┌──

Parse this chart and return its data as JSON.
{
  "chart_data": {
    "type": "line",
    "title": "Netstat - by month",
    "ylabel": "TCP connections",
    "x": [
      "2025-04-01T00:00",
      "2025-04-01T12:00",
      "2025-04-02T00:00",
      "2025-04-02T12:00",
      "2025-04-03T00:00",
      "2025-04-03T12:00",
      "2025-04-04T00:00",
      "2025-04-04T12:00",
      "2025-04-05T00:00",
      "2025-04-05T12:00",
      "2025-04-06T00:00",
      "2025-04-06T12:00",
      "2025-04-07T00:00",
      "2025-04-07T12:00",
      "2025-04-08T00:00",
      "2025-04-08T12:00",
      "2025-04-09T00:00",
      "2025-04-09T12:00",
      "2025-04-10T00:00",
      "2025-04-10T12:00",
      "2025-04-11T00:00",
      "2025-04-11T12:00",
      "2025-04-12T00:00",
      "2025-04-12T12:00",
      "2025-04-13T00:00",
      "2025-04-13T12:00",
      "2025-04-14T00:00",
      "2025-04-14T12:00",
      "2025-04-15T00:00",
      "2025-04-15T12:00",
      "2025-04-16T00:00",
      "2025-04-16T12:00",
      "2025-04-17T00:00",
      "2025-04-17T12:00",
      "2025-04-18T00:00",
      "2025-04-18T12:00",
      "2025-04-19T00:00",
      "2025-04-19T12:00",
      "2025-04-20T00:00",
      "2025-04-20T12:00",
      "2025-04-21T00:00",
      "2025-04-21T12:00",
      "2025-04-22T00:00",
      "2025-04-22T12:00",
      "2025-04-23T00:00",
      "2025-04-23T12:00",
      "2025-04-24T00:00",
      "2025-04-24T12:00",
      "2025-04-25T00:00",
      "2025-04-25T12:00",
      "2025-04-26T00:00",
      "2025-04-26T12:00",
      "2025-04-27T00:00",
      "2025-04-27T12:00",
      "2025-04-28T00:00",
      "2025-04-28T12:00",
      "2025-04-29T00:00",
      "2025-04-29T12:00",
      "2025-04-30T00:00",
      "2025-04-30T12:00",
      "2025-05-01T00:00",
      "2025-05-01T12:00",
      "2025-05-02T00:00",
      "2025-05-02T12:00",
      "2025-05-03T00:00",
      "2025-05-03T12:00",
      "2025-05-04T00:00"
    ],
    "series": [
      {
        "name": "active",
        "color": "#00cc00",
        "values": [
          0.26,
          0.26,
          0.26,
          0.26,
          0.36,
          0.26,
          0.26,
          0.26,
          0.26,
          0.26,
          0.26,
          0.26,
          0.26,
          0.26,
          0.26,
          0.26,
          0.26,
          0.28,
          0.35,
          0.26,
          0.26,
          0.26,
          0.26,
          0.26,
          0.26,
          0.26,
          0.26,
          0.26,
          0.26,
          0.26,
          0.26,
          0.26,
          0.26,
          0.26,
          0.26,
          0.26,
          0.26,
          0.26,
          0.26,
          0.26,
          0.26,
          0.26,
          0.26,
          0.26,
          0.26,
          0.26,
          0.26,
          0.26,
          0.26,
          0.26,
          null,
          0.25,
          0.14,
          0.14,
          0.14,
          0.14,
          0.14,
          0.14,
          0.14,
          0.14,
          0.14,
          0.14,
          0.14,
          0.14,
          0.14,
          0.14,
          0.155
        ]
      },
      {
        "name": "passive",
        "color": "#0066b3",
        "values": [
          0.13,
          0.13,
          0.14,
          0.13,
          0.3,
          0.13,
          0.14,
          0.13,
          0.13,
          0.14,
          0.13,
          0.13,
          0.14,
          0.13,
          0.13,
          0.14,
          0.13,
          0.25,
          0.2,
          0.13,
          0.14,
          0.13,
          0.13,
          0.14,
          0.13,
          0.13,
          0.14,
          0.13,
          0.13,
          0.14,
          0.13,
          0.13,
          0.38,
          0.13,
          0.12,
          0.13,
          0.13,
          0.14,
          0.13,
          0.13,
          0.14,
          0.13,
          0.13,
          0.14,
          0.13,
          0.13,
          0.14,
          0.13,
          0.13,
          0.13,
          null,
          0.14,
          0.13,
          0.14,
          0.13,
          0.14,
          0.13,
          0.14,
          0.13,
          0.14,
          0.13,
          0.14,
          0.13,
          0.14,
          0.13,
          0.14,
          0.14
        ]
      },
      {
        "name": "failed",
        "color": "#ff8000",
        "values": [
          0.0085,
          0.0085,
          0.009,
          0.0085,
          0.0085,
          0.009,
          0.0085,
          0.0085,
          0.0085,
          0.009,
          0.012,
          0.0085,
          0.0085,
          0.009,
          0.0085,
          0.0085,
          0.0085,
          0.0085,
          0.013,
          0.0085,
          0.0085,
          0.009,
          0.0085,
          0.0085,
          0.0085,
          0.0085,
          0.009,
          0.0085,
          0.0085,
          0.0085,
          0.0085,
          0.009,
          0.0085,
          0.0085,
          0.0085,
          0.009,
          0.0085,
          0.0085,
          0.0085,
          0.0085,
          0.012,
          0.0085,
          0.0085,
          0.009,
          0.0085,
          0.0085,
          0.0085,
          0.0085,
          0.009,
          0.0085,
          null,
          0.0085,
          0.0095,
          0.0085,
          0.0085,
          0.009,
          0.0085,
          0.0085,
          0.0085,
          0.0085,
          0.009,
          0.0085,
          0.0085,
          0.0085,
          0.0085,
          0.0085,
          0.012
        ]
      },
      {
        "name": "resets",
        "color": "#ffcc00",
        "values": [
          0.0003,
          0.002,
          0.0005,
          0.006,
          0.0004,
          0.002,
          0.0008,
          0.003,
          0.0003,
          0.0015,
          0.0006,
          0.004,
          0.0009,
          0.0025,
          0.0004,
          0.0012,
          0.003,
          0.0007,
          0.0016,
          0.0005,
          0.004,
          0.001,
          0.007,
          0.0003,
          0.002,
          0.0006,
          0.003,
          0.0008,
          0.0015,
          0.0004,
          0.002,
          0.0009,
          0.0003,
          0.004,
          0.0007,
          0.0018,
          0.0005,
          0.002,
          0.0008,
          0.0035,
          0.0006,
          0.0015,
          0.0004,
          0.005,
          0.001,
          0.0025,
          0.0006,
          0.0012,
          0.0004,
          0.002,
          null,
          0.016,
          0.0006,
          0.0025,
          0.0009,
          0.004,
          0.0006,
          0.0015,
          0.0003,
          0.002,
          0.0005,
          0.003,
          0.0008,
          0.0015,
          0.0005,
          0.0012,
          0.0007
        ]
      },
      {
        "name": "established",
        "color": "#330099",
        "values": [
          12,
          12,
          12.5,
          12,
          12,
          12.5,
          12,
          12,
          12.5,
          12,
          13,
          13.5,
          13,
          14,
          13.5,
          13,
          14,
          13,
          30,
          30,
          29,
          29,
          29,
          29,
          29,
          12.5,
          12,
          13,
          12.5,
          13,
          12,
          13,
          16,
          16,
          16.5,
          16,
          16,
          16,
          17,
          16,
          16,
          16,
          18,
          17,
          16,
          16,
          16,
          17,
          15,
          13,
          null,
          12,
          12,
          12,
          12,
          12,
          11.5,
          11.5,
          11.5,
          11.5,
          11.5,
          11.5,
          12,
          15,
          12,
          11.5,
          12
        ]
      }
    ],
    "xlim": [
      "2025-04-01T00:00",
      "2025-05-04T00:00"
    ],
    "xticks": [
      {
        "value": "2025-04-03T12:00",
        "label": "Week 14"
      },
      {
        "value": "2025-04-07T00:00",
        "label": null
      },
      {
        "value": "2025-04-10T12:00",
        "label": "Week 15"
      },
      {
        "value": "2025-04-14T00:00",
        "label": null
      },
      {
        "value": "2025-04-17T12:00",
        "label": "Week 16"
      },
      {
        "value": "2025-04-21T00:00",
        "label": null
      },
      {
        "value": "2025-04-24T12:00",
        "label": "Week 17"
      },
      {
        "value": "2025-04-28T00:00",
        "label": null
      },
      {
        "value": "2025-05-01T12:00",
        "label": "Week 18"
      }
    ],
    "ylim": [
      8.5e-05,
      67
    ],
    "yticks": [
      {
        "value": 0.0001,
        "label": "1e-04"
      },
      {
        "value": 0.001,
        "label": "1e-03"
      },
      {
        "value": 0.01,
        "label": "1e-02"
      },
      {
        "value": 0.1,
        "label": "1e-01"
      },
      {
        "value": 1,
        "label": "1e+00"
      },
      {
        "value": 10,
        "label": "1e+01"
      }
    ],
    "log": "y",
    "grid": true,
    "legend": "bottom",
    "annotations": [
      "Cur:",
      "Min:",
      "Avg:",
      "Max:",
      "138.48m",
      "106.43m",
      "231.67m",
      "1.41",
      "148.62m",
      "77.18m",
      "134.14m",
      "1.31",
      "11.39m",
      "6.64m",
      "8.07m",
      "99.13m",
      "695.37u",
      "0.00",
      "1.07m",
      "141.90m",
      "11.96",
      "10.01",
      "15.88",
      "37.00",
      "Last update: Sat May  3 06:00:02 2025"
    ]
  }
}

└──

**Given request**
Collect, from the material above, every line containing the word "Week".

**Solution to this problem**
        "label": "Week 14"
        "label": "Week 15"
        "label": "Week 16"
        "label": "Week 17"
        "label": "Week 18"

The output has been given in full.